§ **What this task involves**
Find every line containing the word "Comitiſſa" and report the count, nothing more.

Extracted data start

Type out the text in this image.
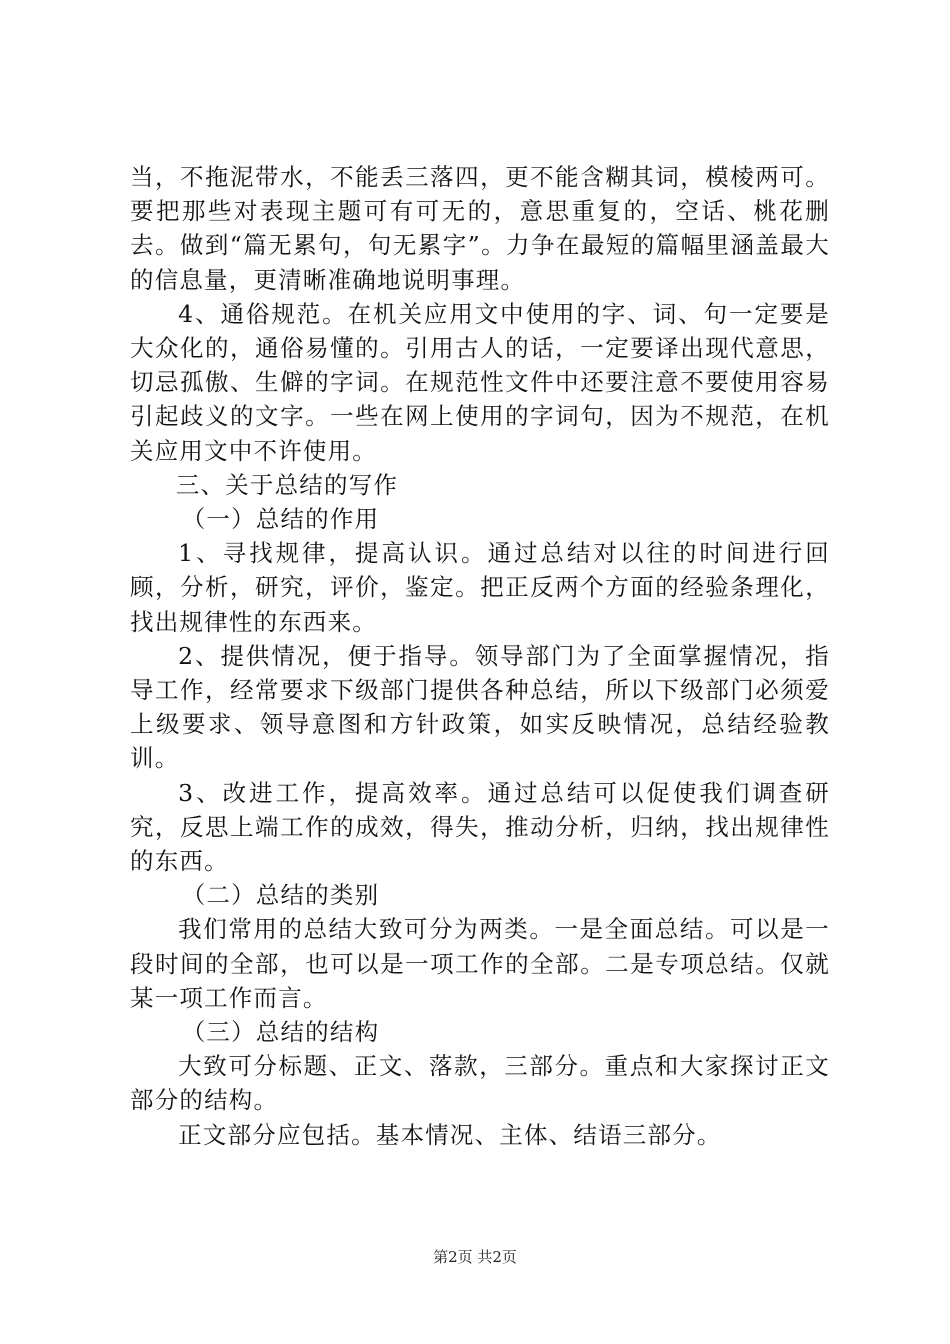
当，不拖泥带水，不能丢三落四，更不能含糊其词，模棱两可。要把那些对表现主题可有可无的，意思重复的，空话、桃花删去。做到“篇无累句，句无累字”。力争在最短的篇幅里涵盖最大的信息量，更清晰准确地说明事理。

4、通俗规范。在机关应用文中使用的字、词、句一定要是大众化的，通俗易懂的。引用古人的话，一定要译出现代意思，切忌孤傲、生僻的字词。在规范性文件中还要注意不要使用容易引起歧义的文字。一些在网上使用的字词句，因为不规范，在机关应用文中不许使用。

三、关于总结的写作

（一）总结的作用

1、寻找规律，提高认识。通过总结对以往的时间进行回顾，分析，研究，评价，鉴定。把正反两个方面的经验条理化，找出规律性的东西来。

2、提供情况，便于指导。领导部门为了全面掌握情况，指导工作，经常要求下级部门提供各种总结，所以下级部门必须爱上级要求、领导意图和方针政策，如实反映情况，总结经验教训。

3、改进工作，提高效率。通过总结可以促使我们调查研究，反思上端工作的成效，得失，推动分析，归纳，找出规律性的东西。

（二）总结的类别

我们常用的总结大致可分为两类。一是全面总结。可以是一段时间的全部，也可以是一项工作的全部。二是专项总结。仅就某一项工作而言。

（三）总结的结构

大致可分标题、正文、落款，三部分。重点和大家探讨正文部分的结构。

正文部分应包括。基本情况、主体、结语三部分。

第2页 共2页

Extracted data end
Extracted data start

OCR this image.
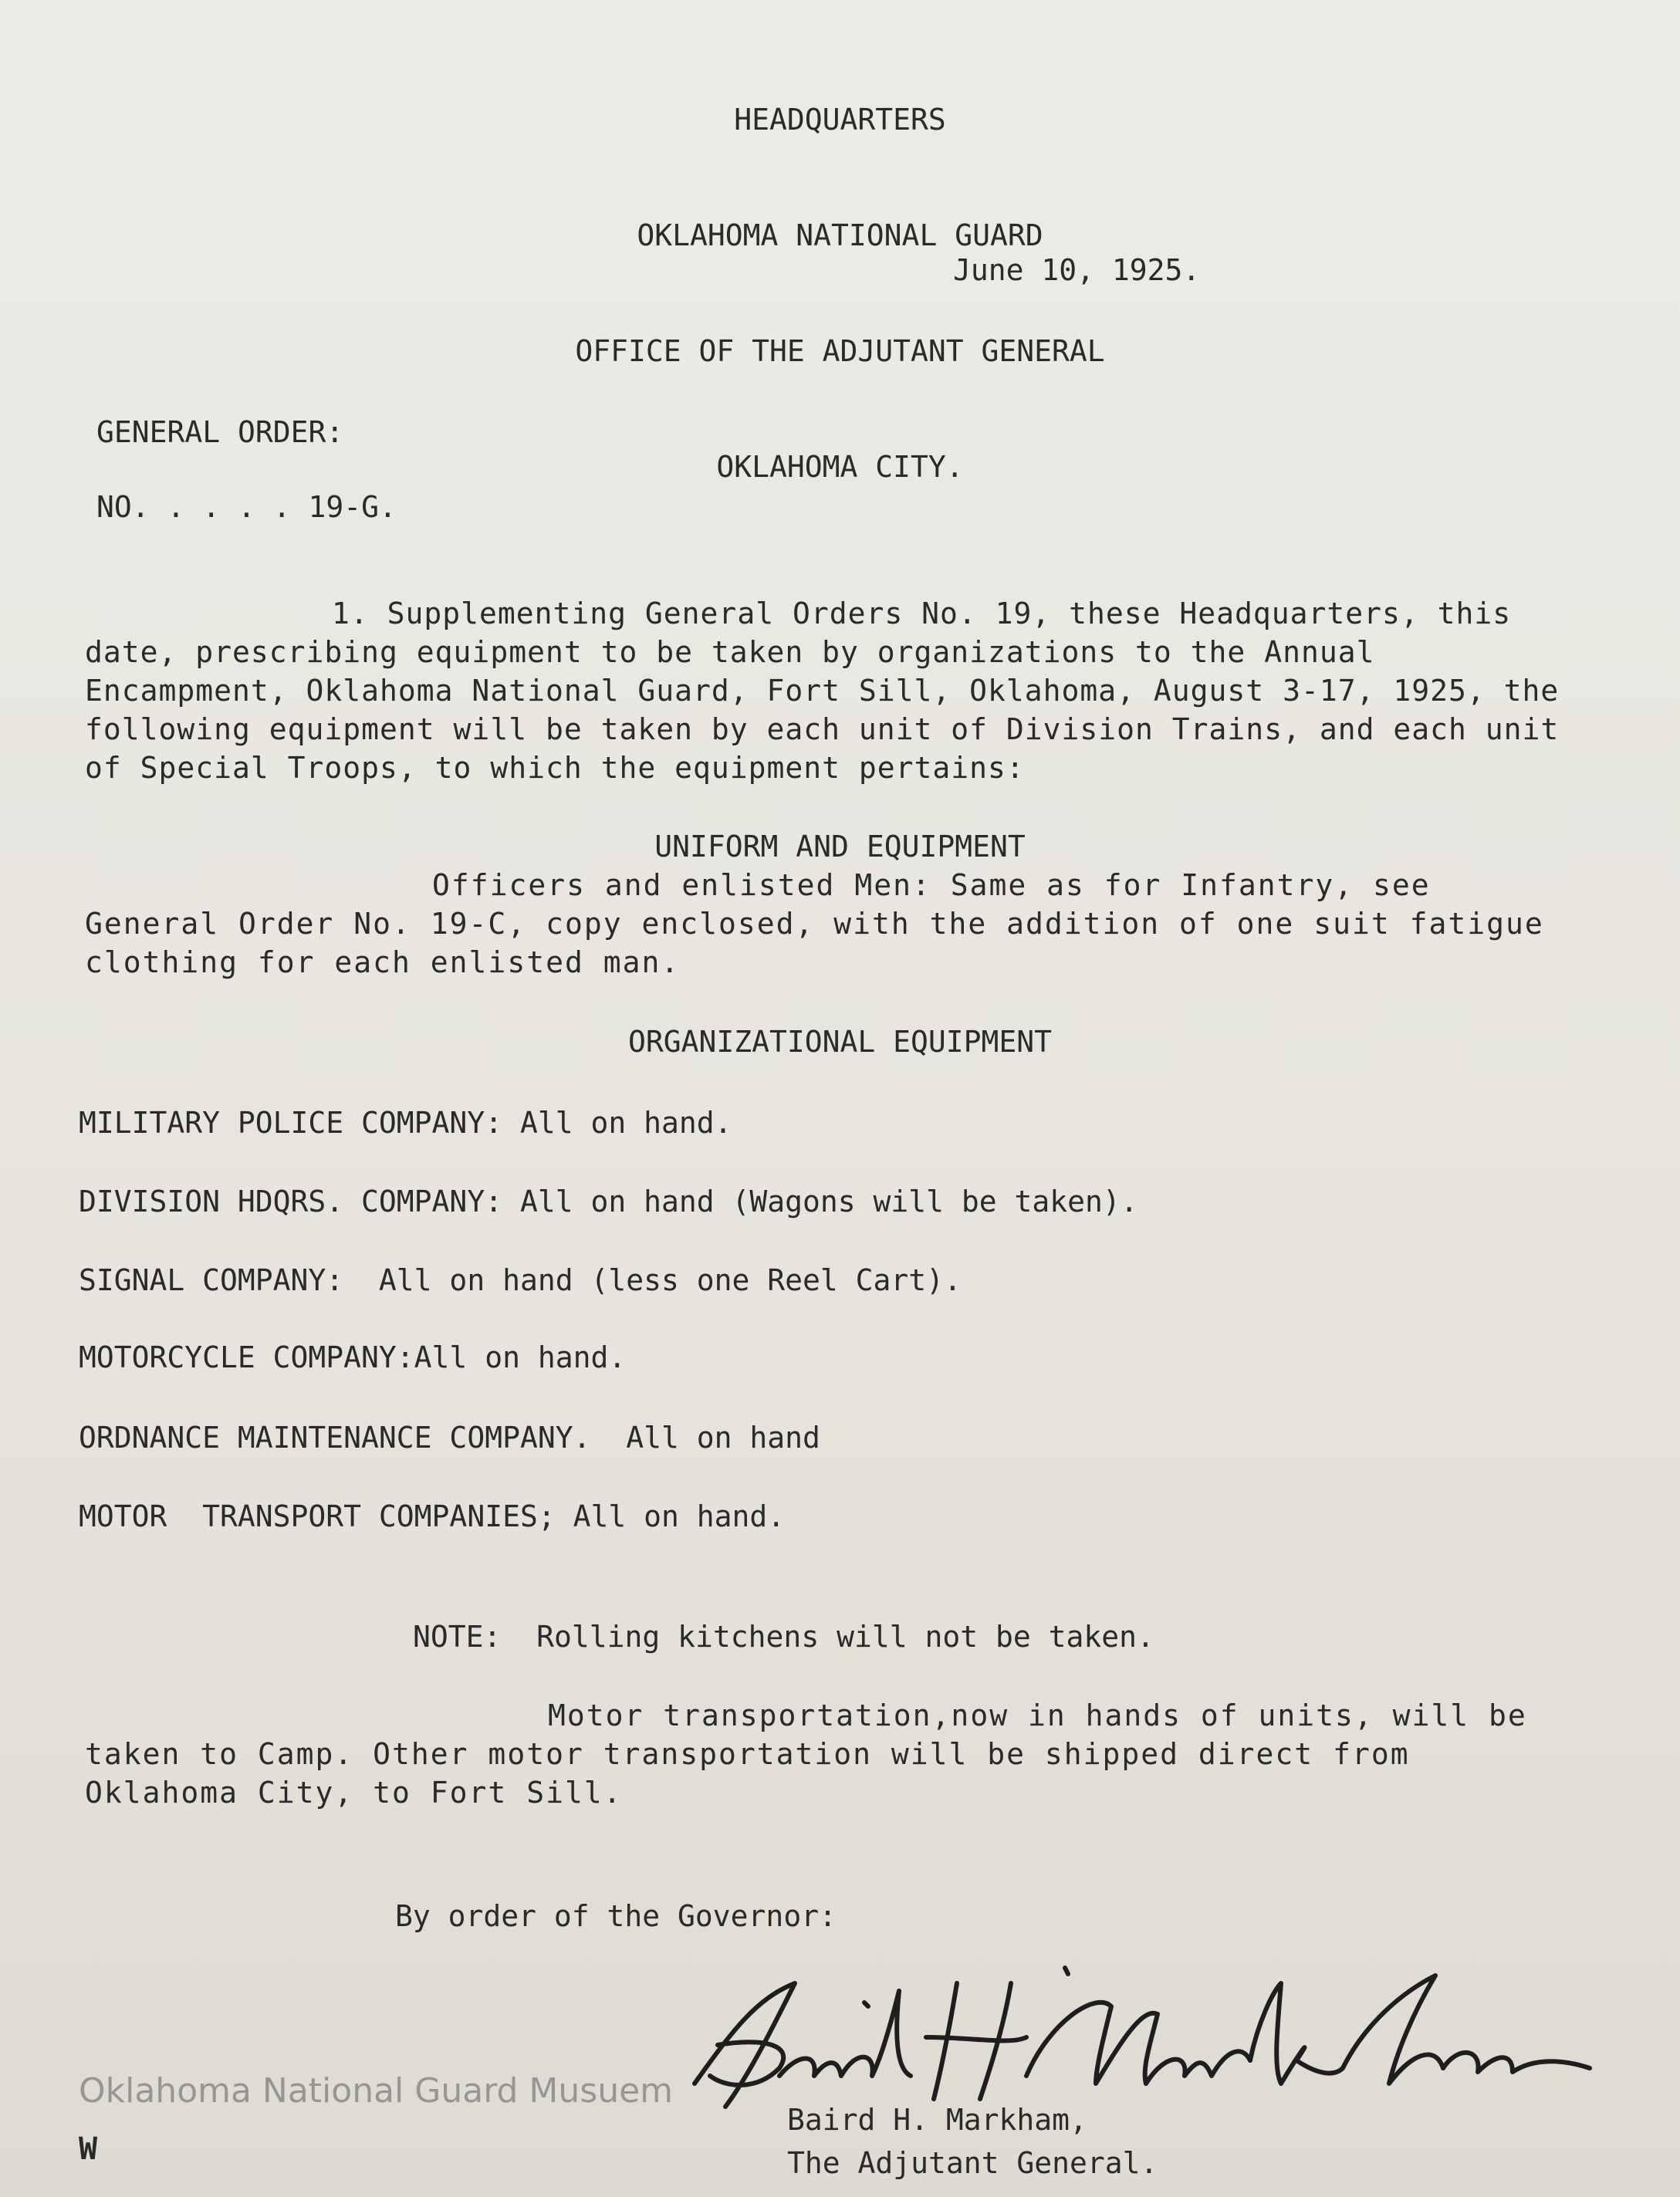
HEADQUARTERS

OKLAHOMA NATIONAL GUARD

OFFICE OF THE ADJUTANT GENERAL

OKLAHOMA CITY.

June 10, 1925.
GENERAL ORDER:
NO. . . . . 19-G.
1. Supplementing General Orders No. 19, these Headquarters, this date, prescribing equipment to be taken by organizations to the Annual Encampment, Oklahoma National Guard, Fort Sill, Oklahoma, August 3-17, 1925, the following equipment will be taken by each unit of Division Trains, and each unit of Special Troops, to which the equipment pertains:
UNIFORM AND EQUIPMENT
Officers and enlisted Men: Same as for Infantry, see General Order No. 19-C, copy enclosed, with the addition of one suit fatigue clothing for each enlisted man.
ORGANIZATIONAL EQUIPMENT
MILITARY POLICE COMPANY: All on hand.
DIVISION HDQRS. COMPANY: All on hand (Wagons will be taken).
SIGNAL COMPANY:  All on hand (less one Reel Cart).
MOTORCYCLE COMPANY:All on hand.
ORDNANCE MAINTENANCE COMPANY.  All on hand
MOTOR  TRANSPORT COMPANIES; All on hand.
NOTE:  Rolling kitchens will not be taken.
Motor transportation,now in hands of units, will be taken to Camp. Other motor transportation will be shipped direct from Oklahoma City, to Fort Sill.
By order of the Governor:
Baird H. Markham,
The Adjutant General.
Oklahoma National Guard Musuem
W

Extracted data end
Extracted data start

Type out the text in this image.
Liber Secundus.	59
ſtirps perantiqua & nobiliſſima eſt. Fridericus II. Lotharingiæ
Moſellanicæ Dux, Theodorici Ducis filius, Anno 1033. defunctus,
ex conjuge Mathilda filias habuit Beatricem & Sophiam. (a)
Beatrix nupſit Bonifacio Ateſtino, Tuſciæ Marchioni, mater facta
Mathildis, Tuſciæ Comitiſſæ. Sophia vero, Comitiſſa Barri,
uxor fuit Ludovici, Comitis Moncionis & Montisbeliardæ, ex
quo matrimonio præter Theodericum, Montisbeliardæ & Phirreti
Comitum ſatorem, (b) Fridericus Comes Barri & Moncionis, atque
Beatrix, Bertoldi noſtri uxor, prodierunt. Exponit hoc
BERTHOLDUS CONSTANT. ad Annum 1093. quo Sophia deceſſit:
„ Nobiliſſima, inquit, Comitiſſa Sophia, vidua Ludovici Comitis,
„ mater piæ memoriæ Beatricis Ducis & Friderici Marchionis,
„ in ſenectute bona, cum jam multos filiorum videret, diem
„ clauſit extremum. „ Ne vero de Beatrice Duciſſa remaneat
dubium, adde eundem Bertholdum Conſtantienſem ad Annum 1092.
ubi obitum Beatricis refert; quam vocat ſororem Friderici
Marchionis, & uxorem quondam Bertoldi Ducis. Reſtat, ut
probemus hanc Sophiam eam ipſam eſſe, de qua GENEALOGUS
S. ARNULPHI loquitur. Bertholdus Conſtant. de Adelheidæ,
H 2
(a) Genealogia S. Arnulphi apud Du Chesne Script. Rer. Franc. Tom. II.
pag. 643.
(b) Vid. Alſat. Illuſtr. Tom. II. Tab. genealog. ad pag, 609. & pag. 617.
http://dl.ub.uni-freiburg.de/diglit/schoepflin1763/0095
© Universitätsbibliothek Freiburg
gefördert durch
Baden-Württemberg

Extracted data end

§ **Exercise output**
2